Transcribe the listing verbatim. Do not carry over any pictures.

Entries with figure data:
****************

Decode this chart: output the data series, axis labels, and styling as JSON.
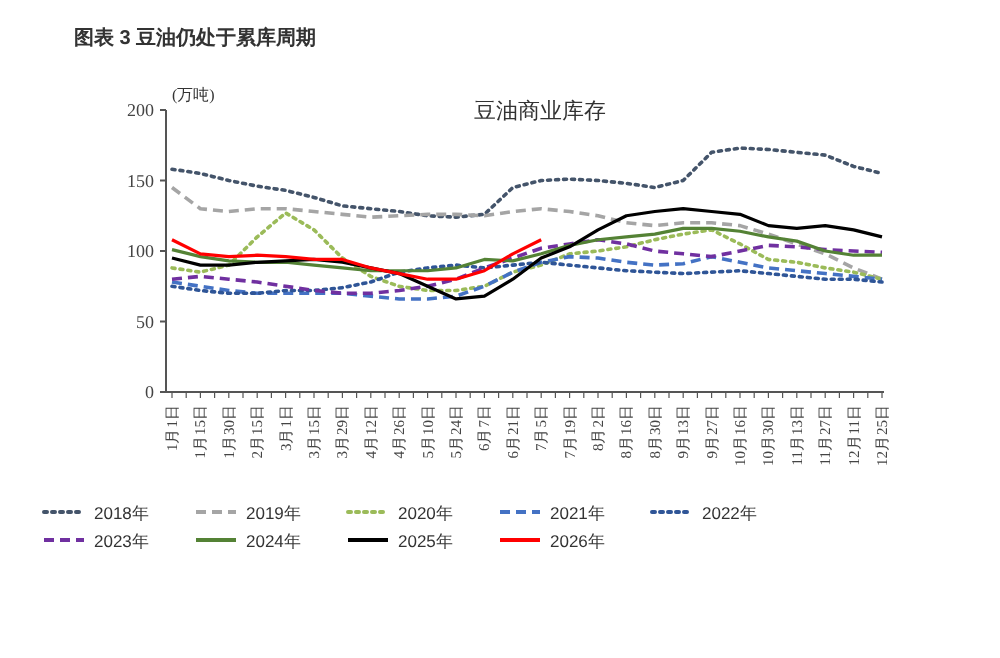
{
  "chart_data": {
    "type": "line",
    "title": "图表 3 豆油仍处于累库周期",
    "subtitle": "豆油商业库存",
    "ylabel": "(万吨)",
    "categories": [
      "1月1日",
      "1月15日",
      "1月30日",
      "2月15日",
      "3月1日",
      "3月15日",
      "3月29日",
      "4月12日",
      "4月26日",
      "5月10日",
      "5月24日",
      "6月7日",
      "6月21日",
      "7月5日",
      "7月19日",
      "8月2日",
      "8月16日",
      "8月30日",
      "9月13日",
      "9月27日",
      "10月16日",
      "10月30日",
      "11月13日",
      "11月27日",
      "12月11日",
      "12月25日"
    ],
    "ylim": [
      0,
      200
    ],
    "yticks": [
      0,
      50,
      100,
      150,
      200
    ],
    "grid": false,
    "legend": "bottom",
    "marker": "none",
    "series": [
      {
        "name": "2018年",
        "color": "#44546a",
        "line_style": "dotted",
        "values": [
          158,
          155,
          150,
          146,
          143,
          138,
          132,
          130,
          128,
          125,
          124,
          126,
          145,
          150,
          151,
          150,
          148,
          145,
          150,
          170,
          173,
          172,
          170,
          168,
          160,
          155
        ]
      },
      {
        "name": "2019年",
        "color": "#a5a5a5",
        "line_style": "dashed",
        "values": [
          145,
          130,
          128,
          130,
          130,
          128,
          126,
          124,
          125,
          126,
          126,
          125,
          128,
          130,
          128,
          125,
          120,
          118,
          120,
          120,
          118,
          112,
          105,
          98,
          88,
          80
        ]
      },
      {
        "name": "2020年",
        "color": "#9bbb59",
        "line_style": "dotted",
        "values": [
          88,
          85,
          90,
          110,
          127,
          115,
          95,
          82,
          75,
          72,
          72,
          75,
          85,
          90,
          98,
          100,
          103,
          108,
          112,
          115,
          105,
          94,
          92,
          88,
          85,
          80
        ]
      },
      {
        "name": "2021年",
        "color": "#4472c4",
        "line_style": "dashed",
        "values": [
          78,
          75,
          72,
          70,
          70,
          70,
          70,
          68,
          66,
          66,
          68,
          75,
          85,
          92,
          96,
          95,
          92,
          90,
          91,
          96,
          92,
          88,
          86,
          84,
          82,
          80
        ]
      },
      {
        "name": "2022年",
        "color": "#2f5597",
        "line_style": "dotted",
        "values": [
          75,
          72,
          70,
          70,
          72,
          72,
          74,
          78,
          85,
          88,
          90,
          88,
          90,
          92,
          90,
          88,
          86,
          85,
          84,
          85,
          86,
          84,
          82,
          80,
          80,
          78
        ]
      },
      {
        "name": "2023年",
        "color": "#7030a0",
        "line_style": "dashed",
        "values": [
          80,
          82,
          80,
          78,
          75,
          72,
          70,
          70,
          72,
          75,
          80,
          88,
          95,
          102,
          105,
          108,
          105,
          100,
          98,
          96,
          100,
          104,
          103,
          101,
          100,
          99
        ]
      },
      {
        "name": "2024年",
        "color": "#548235",
        "line_style": "solid",
        "values": [
          101,
          96,
          93,
          92,
          92,
          90,
          88,
          86,
          86,
          86,
          88,
          94,
          93,
          98,
          104,
          108,
          110,
          112,
          116,
          116,
          114,
          110,
          107,
          100,
          97,
          97
        ]
      },
      {
        "name": "2025年",
        "color": "#000000",
        "line_style": "solid",
        "values": [
          95,
          90,
          90,
          92,
          93,
          94,
          92,
          88,
          84,
          75,
          66,
          68,
          80,
          95,
          103,
          115,
          125,
          128,
          130,
          128,
          126,
          118,
          116,
          118,
          115,
          110
        ]
      },
      {
        "name": "2026年",
        "color": "#ff0000",
        "line_style": "solid",
        "values": [
          108,
          98,
          96,
          97,
          96,
          94,
          94,
          88,
          84,
          80,
          80,
          86,
          98,
          108,
          null,
          null,
          null,
          null,
          null,
          null,
          null,
          null,
          null,
          null,
          null,
          null
        ]
      }
    ]
  }
}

****************

## REPLY
Decode this chart: output the data series, axis labels, and styling as JSON.
{
  "chart_data": {
    "type": "line",
    "title": "图表 3 豆油仍处于累库周期",
    "subtitle": "豆油商业库存",
    "ylabel": "(万吨)",
    "categories": [
      "1月1日",
      "1月15日",
      "1月30日",
      "2月15日",
      "3月1日",
      "3月15日",
      "3月29日",
      "4月12日",
      "4月26日",
      "5月10日",
      "5月24日",
      "6月7日",
      "6月21日",
      "7月5日",
      "7月19日",
      "8月2日",
      "8月16日",
      "8月30日",
      "9月13日",
      "9月27日",
      "10月16日",
      "10月30日",
      "11月13日",
      "11月27日",
      "12月11日",
      "12月25日"
    ],
    "ylim": [
      0,
      200
    ],
    "yticks": [
      0,
      50,
      100,
      150,
      200
    ],
    "grid": false,
    "legend": "bottom",
    "marker": "none",
    "series": [
      {
        "name": "2018年",
        "color": "#44546a",
        "line_style": "dotted",
        "values": [
          158,
          155,
          150,
          146,
          143,
          138,
          132,
          130,
          128,
          125,
          124,
          126,
          145,
          150,
          151,
          150,
          148,
          145,
          150,
          170,
          173,
          172,
          170,
          168,
          160,
          155
        ]
      },
      {
        "name": "2019年",
        "color": "#a5a5a5",
        "line_style": "dashed",
        "values": [
          145,
          130,
          128,
          130,
          130,
          128,
          126,
          124,
          125,
          126,
          126,
          125,
          128,
          130,
          128,
          125,
          120,
          118,
          120,
          120,
          118,
          112,
          105,
          98,
          88,
          80
        ]
      },
      {
        "name": "2020年",
        "color": "#9bbb59",
        "line_style": "dotted",
        "values": [
          88,
          85,
          90,
          110,
          127,
          115,
          95,
          82,
          75,
          72,
          72,
          75,
          85,
          90,
          98,
          100,
          103,
          108,
          112,
          115,
          105,
          94,
          92,
          88,
          85,
          80
        ]
      },
      {
        "name": "2021年",
        "color": "#4472c4",
        "line_style": "dashed",
        "values": [
          78,
          75,
          72,
          70,
          70,
          70,
          70,
          68,
          66,
          66,
          68,
          75,
          85,
          92,
          96,
          95,
          92,
          90,
          91,
          96,
          92,
          88,
          86,
          84,
          82,
          80
        ]
      },
      {
        "name": "2022年",
        "color": "#2f5597",
        "line_style": "dotted",
        "values": [
          75,
          72,
          70,
          70,
          72,
          72,
          74,
          78,
          85,
          88,
          90,
          88,
          90,
          92,
          90,
          88,
          86,
          85,
          84,
          85,
          86,
          84,
          82,
          80,
          80,
          78
        ]
      },
      {
        "name": "2023年",
        "color": "#7030a0",
        "line_style": "dashed",
        "values": [
          80,
          82,
          80,
          78,
          75,
          72,
          70,
          70,
          72,
          75,
          80,
          88,
          95,
          102,
          105,
          108,
          105,
          100,
          98,
          96,
          100,
          104,
          103,
          101,
          100,
          99
        ]
      },
      {
        "name": "2024年",
        "color": "#548235",
        "line_style": "solid",
        "values": [
          101,
          96,
          93,
          92,
          92,
          90,
          88,
          86,
          86,
          86,
          88,
          94,
          93,
          98,
          104,
          108,
          110,
          112,
          116,
          116,
          114,
          110,
          107,
          100,
          97,
          97
        ]
      },
      {
        "name": "2025年",
        "color": "#000000",
        "line_style": "solid",
        "values": [
          95,
          90,
          90,
          92,
          93,
          94,
          92,
          88,
          84,
          75,
          66,
          68,
          80,
          95,
          103,
          115,
          125,
          128,
          130,
          128,
          126,
          118,
          116,
          118,
          115,
          110
        ]
      },
      {
        "name": "2026年",
        "color": "#ff0000",
        "line_style": "solid",
        "values": [
          108,
          98,
          96,
          97,
          96,
          94,
          94,
          88,
          84,
          80,
          80,
          86,
          98,
          108,
          null,
          null,
          null,
          null,
          null,
          null,
          null,
          null,
          null,
          null,
          null,
          null
        ]
      }
    ]
  }
}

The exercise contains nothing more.